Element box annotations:
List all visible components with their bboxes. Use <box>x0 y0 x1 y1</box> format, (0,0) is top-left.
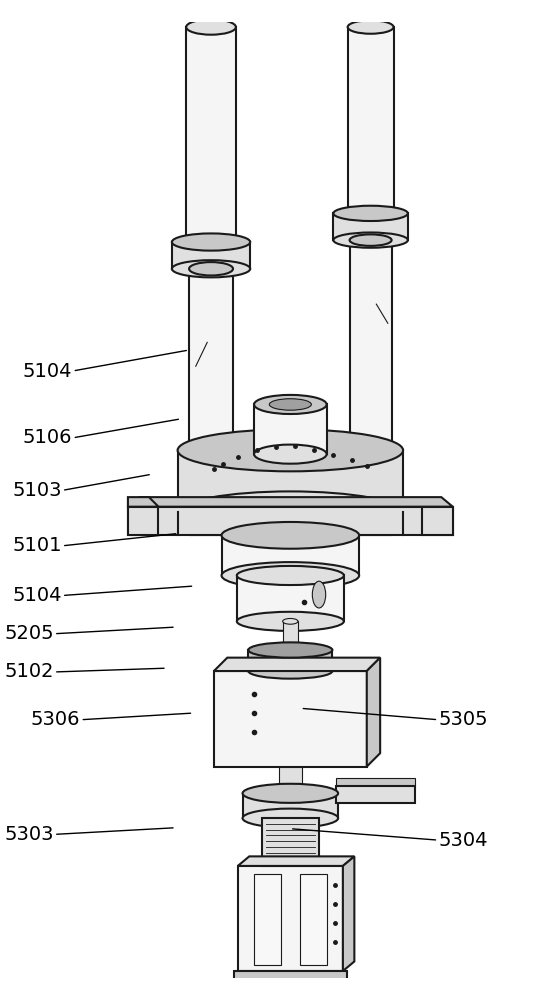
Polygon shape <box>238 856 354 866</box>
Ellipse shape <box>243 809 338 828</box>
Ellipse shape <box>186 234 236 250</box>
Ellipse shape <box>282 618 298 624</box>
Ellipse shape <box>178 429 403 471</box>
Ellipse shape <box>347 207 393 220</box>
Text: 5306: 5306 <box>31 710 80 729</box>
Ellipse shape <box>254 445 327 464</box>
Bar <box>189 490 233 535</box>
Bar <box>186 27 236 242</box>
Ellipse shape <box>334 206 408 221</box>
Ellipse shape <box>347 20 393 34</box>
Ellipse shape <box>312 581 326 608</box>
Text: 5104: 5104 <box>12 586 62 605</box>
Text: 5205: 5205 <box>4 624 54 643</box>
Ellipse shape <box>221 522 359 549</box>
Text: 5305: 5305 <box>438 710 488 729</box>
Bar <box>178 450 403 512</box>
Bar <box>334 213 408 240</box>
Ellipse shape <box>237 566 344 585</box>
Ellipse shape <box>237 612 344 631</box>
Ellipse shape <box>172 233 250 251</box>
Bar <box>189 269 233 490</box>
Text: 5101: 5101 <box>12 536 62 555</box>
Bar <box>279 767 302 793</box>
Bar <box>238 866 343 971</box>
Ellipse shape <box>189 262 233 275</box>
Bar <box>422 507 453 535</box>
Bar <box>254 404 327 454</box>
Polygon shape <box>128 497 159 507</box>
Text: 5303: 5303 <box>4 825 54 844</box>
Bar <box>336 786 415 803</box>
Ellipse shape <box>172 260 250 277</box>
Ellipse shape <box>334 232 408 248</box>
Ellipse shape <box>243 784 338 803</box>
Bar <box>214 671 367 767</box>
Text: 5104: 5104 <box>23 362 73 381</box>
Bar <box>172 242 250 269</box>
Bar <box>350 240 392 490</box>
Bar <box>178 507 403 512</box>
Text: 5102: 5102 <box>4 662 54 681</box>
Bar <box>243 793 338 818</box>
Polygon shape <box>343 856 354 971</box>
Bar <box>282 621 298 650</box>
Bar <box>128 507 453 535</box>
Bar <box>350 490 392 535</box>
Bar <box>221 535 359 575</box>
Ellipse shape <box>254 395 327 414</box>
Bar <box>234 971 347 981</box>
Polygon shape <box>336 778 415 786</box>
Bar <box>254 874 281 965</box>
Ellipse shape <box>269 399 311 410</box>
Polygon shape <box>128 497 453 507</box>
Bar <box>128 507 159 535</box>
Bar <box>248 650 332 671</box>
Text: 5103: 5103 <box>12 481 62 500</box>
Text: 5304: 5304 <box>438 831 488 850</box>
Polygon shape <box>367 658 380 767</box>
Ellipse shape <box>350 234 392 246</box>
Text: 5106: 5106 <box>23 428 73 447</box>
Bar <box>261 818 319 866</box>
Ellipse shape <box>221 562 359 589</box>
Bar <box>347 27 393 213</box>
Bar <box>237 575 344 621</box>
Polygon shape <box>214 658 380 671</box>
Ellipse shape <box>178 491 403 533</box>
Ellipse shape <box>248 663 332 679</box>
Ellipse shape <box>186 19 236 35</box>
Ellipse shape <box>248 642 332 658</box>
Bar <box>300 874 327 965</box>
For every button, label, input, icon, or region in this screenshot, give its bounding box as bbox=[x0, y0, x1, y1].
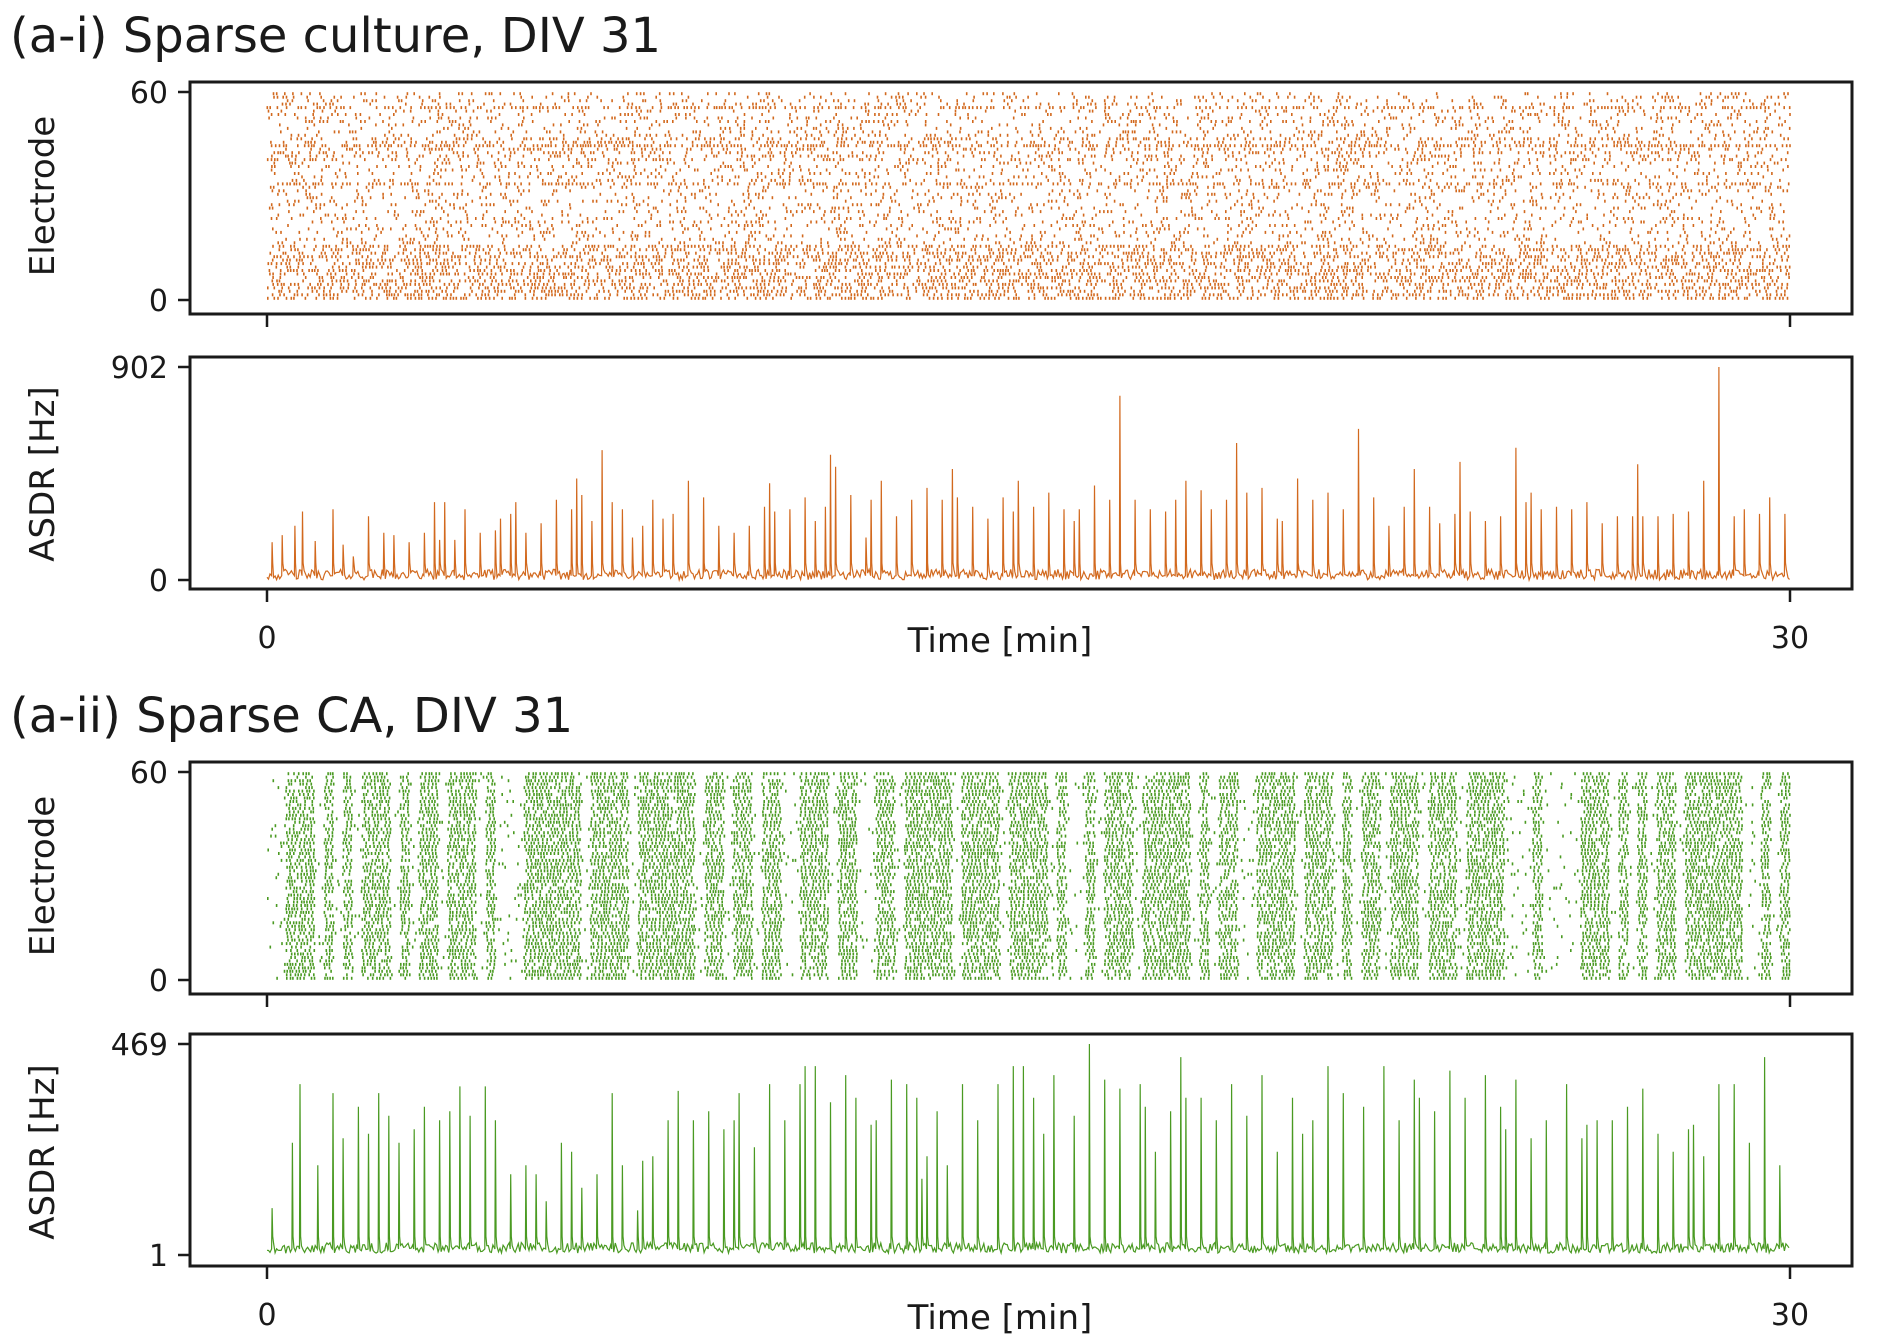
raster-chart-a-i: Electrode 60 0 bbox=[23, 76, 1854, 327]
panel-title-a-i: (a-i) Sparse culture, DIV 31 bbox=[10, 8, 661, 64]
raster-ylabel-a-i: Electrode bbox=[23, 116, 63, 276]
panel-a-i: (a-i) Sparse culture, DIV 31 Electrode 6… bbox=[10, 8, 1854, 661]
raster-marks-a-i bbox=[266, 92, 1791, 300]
--
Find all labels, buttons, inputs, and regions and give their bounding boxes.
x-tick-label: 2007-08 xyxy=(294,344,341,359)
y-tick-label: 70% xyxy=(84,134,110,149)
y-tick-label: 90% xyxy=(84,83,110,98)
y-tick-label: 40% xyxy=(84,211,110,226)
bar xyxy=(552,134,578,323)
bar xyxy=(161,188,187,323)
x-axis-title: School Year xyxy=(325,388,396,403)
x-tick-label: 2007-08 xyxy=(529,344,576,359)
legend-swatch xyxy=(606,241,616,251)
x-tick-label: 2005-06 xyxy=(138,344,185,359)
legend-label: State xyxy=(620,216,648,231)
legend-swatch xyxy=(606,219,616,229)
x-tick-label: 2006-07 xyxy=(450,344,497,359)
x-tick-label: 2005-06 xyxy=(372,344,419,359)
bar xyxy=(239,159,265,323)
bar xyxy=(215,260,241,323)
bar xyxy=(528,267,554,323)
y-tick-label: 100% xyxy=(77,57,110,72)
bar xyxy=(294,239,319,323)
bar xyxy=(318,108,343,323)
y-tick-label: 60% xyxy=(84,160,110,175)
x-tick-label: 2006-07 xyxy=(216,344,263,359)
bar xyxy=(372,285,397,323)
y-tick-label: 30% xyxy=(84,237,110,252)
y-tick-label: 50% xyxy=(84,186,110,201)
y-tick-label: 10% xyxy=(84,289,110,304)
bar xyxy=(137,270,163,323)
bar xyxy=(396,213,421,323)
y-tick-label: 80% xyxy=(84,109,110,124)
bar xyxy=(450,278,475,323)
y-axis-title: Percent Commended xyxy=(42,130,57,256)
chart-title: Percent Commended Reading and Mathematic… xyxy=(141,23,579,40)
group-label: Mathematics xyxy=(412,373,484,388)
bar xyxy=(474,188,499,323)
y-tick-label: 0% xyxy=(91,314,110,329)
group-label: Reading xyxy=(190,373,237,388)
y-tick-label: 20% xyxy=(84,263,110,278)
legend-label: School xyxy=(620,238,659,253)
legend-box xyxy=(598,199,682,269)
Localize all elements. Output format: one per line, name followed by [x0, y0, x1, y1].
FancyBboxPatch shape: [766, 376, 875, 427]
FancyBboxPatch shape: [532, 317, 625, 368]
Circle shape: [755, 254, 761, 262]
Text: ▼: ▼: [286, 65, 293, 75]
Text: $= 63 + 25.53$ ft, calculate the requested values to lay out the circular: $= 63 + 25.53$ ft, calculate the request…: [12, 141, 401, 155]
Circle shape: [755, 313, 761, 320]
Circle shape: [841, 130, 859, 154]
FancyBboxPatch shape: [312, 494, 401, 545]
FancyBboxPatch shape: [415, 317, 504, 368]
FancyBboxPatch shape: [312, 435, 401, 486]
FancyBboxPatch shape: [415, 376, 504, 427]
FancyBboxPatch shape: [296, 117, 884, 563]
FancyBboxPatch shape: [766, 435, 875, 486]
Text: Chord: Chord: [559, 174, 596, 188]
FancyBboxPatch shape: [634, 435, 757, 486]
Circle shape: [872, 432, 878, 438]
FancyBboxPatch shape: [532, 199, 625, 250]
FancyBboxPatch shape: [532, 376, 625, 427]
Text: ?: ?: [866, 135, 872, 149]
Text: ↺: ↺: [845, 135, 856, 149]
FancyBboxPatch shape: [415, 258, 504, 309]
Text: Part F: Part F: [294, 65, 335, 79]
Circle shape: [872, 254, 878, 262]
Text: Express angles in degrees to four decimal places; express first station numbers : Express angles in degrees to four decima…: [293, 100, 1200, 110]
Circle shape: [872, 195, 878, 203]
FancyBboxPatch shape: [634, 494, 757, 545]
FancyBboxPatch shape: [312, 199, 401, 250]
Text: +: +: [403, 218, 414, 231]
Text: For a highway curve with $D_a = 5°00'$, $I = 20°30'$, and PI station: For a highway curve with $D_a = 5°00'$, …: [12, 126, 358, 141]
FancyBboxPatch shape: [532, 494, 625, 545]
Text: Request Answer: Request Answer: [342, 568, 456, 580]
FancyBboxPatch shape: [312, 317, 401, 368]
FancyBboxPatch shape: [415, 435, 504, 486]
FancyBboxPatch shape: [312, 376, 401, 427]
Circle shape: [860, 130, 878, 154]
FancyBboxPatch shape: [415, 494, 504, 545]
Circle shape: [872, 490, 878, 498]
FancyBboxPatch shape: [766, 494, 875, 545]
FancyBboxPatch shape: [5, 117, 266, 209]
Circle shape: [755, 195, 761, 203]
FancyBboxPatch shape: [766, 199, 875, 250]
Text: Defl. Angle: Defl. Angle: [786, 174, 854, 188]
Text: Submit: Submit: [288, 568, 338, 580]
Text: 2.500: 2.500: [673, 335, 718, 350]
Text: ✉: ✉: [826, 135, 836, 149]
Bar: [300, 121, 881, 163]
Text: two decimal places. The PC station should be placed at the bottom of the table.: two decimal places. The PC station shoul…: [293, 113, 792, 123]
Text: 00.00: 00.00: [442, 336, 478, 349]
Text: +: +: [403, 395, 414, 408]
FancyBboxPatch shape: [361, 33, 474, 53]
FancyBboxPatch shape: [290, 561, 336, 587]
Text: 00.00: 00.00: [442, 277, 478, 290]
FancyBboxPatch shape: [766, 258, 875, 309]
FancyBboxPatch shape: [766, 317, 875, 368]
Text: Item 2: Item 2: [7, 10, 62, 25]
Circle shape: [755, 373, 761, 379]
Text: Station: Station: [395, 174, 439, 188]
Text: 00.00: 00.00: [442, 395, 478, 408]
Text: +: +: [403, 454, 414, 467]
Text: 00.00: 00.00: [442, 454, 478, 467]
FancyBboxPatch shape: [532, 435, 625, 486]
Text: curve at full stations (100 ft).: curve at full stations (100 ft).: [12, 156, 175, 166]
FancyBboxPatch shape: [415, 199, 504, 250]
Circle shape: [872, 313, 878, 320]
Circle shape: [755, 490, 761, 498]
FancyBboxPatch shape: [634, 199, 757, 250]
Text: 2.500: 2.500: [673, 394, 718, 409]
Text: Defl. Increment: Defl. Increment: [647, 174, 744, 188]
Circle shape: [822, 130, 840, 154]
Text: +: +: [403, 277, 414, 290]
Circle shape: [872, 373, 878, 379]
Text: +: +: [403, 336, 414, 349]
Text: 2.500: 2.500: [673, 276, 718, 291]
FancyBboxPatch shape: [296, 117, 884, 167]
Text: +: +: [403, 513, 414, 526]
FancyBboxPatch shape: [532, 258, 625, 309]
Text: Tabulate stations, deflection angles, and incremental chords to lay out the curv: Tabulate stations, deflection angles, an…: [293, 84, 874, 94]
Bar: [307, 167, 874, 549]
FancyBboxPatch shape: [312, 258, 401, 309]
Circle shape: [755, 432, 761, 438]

| WHAT YOU WILL DO |
Please write out, unchanged, the lines of the material starting at the line containing "raster-chart-a-i: Electrode 60" and ending at the line containing "raster-marks-a-i bbox=[266, 92, 1791, 300]".

| EXERCISE SOLUTION |
raster-chart-a-i: Electrode 60 0 bbox=[23, 76, 1854, 327]
panel-title-a-i: (a-i) Sparse culture, DIV 31 bbox=[10, 8, 661, 64]
raster-ylabel-a-i: Electrode bbox=[23, 116, 63, 276]
panel-a-i: (a-i) Sparse culture, DIV 31 Electrode 6… bbox=[10, 8, 1854, 661]
raster-marks-a-i bbox=[266, 92, 1791, 300]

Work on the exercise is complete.